• [Required work]:
Where does the string "سنان" appear? Copy every line of the entries below that holds it.

• [Supplied records]:
━━━━━━━━━━━━━━━━━━━━━━━━━━━━━━

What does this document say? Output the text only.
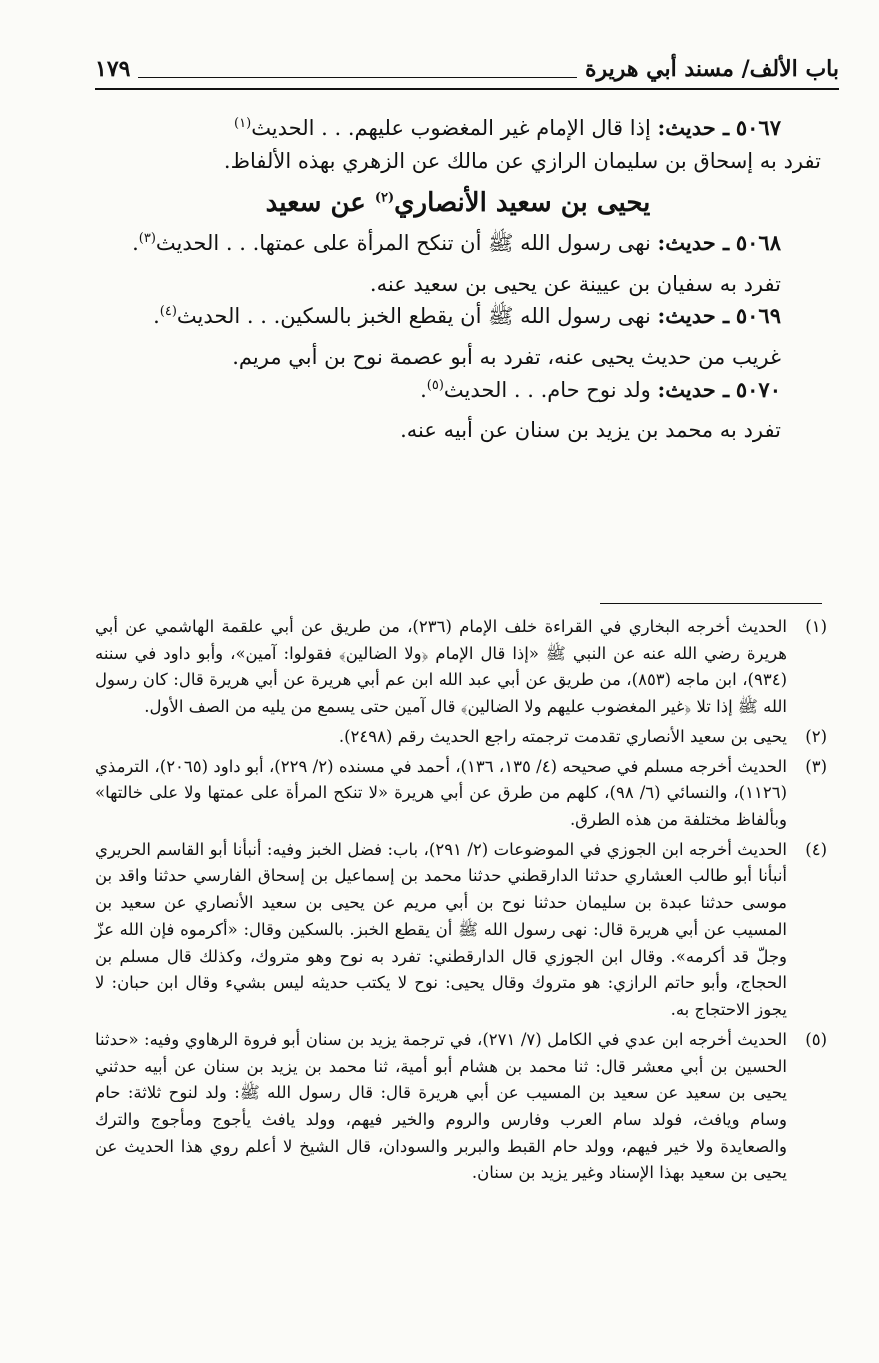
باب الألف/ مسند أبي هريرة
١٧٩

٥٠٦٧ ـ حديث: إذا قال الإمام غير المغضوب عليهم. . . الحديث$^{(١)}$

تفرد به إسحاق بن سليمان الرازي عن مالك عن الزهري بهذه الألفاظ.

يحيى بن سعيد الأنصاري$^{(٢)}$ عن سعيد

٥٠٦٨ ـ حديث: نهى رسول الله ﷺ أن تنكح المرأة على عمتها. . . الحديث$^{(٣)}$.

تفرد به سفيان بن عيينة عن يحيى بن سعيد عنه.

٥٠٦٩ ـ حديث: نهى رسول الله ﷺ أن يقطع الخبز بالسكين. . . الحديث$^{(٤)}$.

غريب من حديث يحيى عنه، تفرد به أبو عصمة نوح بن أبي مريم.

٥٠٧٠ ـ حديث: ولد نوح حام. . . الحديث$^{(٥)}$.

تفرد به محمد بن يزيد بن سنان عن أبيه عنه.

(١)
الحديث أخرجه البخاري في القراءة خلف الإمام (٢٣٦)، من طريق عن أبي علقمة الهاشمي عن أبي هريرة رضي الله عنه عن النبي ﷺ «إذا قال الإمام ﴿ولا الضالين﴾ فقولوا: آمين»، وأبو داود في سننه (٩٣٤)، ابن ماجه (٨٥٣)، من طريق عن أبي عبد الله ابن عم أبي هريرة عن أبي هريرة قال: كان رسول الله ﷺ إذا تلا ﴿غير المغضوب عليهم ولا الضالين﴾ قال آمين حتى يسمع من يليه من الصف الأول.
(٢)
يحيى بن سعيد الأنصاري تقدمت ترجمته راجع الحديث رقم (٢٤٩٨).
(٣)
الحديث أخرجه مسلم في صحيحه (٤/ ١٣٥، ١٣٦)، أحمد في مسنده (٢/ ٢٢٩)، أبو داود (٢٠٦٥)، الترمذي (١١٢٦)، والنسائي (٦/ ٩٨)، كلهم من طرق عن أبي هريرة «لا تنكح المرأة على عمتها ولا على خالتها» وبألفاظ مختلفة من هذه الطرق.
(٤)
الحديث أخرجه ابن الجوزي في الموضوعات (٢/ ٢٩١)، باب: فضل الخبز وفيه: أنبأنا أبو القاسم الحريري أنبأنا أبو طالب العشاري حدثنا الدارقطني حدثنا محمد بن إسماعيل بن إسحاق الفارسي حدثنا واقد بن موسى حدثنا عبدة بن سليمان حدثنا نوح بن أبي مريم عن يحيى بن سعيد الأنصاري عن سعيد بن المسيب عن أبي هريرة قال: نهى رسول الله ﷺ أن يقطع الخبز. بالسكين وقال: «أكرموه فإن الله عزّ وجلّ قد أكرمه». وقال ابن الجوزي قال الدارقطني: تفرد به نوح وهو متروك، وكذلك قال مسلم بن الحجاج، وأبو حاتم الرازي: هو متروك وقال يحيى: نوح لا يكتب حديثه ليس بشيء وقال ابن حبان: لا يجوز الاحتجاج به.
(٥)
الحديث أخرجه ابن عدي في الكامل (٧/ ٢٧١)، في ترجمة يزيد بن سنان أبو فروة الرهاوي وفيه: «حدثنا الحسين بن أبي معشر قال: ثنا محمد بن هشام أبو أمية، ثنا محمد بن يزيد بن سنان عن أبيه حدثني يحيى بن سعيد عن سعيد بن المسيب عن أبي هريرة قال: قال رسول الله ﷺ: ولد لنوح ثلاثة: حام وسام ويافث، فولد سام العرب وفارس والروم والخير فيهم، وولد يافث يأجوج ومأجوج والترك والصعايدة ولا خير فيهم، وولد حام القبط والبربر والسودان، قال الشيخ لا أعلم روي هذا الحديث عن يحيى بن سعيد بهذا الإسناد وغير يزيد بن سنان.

━━━━━━━━━━━━━━━━━━━━━━━━━━━━━━

• [Answer to the problem]:
تفرد به محمد بن يزيد بن سنان عن أبيه عنه.
الحديث أخرجه ابن عدي في الكامل (٧/ ٢٧١)، في ترجمة يزيد بن سنان أبو فروة الرهاوي وفيه: «حدثنا الحسين بن أبي معشر قال: ثنا محمد بن هشام أبو أمية، ثنا محمد بن يزيد بن سنان عن أبيه حدثني يحيى بن سعيد عن سعيد بن المسيب عن أبي هريرة قال: قال رسول الله ﷺ: ولد لنوح ثلاثة: حام وسام ويافث، فولد سام العرب وفارس والروم والخير فيهم، وولد يافث يأجوج ومأجوج والترك والصعايدة ولا خير فيهم، وولد حام القبط والبربر والسودان، قال الشيخ لا أعلم روي هذا الحديث عن يحيى بن سعيد بهذا الإسناد وغير يزيد بن سنان.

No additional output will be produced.